WHAT YOU WILL DO =
Copy, from the entries below, each line where the word "leituras" can be found.

SOURCE MATERIAL =
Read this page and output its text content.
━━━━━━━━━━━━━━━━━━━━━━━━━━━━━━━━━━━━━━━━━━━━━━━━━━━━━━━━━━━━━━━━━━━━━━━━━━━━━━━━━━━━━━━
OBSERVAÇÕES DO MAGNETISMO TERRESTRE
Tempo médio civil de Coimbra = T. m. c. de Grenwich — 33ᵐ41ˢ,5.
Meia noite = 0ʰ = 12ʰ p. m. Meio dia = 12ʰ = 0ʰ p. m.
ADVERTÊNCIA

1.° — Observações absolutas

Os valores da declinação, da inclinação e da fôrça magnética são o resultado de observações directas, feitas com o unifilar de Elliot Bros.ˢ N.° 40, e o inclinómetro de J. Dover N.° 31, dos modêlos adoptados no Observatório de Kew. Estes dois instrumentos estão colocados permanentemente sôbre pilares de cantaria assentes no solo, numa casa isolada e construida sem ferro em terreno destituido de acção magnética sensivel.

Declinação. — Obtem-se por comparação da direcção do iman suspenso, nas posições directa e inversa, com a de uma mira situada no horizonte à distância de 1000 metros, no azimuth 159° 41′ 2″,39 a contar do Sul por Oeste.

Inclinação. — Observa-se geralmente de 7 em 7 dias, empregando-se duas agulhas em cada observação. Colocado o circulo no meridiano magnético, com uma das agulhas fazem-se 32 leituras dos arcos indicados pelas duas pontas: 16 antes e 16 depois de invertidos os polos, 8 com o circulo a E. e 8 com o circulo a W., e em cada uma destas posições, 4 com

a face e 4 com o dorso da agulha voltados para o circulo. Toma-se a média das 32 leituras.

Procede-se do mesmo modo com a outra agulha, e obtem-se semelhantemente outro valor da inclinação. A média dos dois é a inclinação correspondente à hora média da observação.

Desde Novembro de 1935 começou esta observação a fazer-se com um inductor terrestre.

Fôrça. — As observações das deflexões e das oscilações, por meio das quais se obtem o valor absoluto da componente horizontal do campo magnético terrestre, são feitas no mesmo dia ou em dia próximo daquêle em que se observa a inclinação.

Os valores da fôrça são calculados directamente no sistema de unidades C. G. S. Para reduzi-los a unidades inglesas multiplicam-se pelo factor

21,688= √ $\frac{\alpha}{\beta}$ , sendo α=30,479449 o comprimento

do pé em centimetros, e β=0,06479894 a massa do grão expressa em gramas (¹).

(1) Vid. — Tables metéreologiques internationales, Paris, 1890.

RESULT OF THIS EXERCISE =
Inclinação. — Observa-se geralmente de 7 em 7 dias, empregando-se duas agulhas em cada observação. Colocado o circulo no meridiano magnético, com uma das agulhas fazem-se 32 leituras dos arcos indicados pelas duas pontas: 16 antes e 16 depois de invertidos os polos, 8 com o circulo a E. e 8 com o circulo a W., e em cada uma destas posições, 4 com
a face e 4 com o dorso da agulha voltados para o circulo. Toma-se a média das 32 leituras.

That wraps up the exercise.